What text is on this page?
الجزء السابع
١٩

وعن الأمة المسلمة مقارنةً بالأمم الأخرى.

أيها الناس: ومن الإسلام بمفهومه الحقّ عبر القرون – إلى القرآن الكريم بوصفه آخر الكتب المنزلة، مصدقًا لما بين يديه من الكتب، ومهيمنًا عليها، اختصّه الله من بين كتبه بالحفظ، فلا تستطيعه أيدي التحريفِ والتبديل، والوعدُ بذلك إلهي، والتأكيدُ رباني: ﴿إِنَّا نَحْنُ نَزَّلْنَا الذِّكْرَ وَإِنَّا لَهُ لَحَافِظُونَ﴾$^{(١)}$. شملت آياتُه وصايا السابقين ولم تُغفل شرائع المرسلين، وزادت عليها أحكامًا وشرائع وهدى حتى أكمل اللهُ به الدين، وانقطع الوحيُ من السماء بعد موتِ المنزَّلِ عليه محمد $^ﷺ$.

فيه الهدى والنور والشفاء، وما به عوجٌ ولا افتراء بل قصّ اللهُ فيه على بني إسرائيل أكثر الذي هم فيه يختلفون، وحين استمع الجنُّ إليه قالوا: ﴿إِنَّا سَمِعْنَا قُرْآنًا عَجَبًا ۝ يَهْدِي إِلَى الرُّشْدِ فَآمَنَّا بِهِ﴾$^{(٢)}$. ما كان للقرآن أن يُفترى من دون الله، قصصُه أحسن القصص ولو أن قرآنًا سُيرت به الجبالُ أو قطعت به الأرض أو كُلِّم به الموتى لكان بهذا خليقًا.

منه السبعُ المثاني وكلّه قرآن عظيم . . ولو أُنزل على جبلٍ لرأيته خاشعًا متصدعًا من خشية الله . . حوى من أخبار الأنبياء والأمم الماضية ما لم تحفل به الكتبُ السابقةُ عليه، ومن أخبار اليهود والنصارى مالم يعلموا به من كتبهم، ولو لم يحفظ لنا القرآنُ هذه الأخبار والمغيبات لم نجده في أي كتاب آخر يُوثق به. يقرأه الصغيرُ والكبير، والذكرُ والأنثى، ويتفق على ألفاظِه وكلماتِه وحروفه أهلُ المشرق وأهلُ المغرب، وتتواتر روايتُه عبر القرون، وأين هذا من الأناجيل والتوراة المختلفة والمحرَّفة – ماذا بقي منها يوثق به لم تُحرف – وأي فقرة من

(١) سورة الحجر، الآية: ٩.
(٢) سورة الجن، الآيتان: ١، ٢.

+---+

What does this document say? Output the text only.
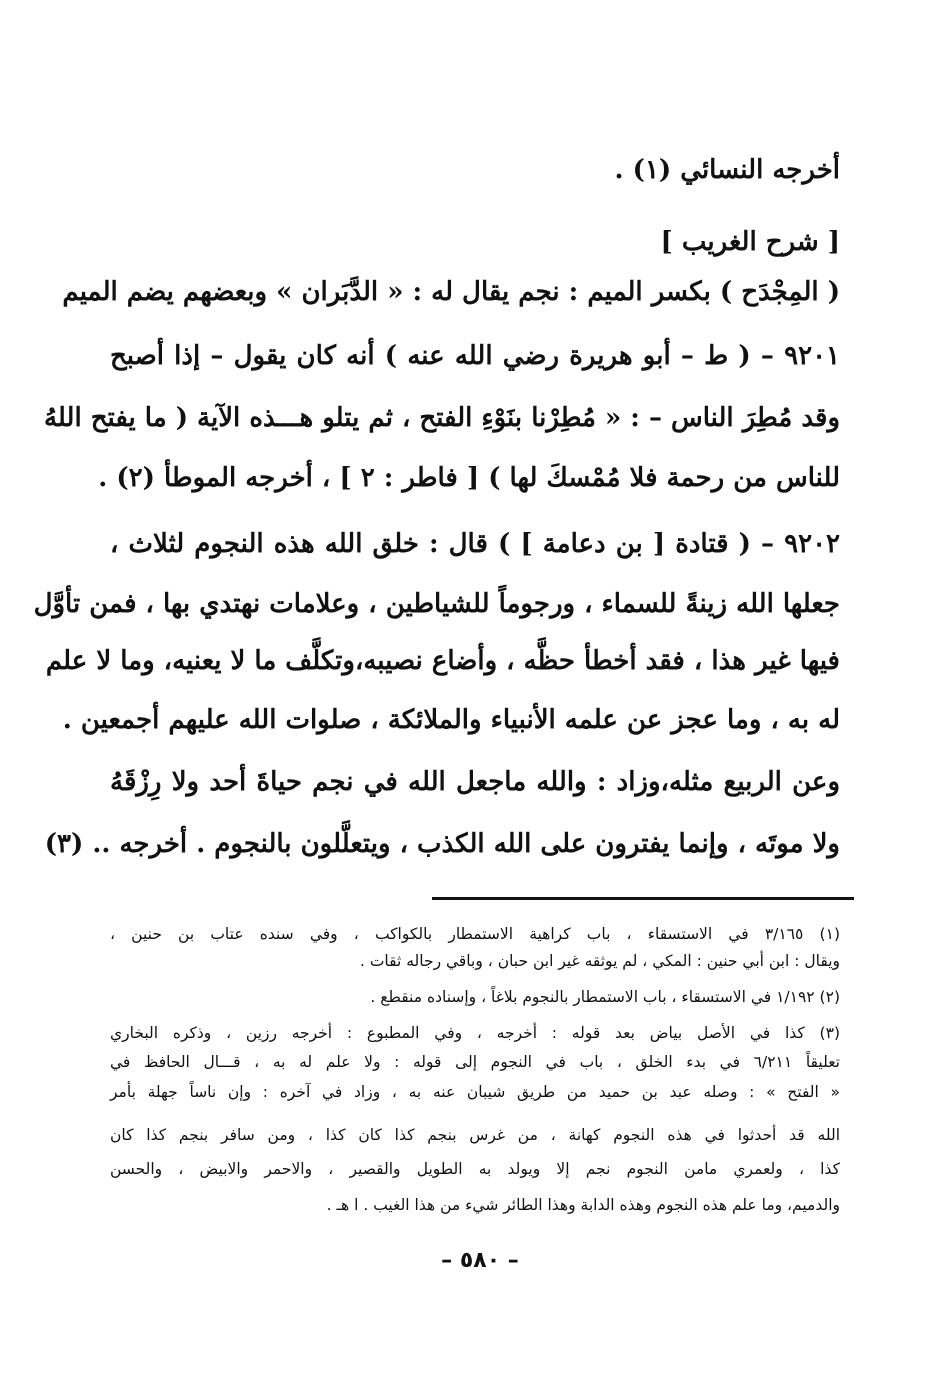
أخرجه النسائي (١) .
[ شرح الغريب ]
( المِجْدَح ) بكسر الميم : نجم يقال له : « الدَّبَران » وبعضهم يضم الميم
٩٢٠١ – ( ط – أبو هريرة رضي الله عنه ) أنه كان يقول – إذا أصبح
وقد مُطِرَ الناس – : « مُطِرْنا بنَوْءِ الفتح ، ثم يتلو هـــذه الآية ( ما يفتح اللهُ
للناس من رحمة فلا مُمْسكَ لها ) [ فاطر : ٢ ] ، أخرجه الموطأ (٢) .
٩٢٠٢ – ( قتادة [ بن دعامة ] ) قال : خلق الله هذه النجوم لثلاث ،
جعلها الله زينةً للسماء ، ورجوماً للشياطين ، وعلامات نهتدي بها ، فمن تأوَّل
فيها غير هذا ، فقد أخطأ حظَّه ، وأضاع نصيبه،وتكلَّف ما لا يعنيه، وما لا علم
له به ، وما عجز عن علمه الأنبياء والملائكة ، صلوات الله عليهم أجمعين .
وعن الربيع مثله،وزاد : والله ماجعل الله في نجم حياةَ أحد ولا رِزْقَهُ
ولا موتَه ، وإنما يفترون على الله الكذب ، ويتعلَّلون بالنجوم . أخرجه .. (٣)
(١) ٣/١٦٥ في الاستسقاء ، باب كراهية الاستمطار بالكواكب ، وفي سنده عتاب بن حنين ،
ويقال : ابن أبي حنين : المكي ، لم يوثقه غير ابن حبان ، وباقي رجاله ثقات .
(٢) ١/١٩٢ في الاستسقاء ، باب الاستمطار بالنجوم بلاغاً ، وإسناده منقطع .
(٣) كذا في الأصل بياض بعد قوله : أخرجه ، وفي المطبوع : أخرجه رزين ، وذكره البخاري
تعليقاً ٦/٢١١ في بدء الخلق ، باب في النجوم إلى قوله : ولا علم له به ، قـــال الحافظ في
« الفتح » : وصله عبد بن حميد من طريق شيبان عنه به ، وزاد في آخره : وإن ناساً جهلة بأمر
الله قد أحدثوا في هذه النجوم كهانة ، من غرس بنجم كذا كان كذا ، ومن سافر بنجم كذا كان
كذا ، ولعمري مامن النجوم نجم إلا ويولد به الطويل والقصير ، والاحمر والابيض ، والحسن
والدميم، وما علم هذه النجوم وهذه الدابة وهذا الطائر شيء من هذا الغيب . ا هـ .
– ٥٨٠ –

+---+

● **TO DO**: Copy out every line holding the string "حنين".

● **COMPLETE RESPONSE**:
(١) ٣/١٦٥ في الاستسقاء ، باب كراهية الاستمطار بالكواكب ، وفي سنده عتاب بن حنين ،
ويقال : ابن أبي حنين : المكي ، لم يوثقه غير ابن حبان ، وباقي رجاله ثقات .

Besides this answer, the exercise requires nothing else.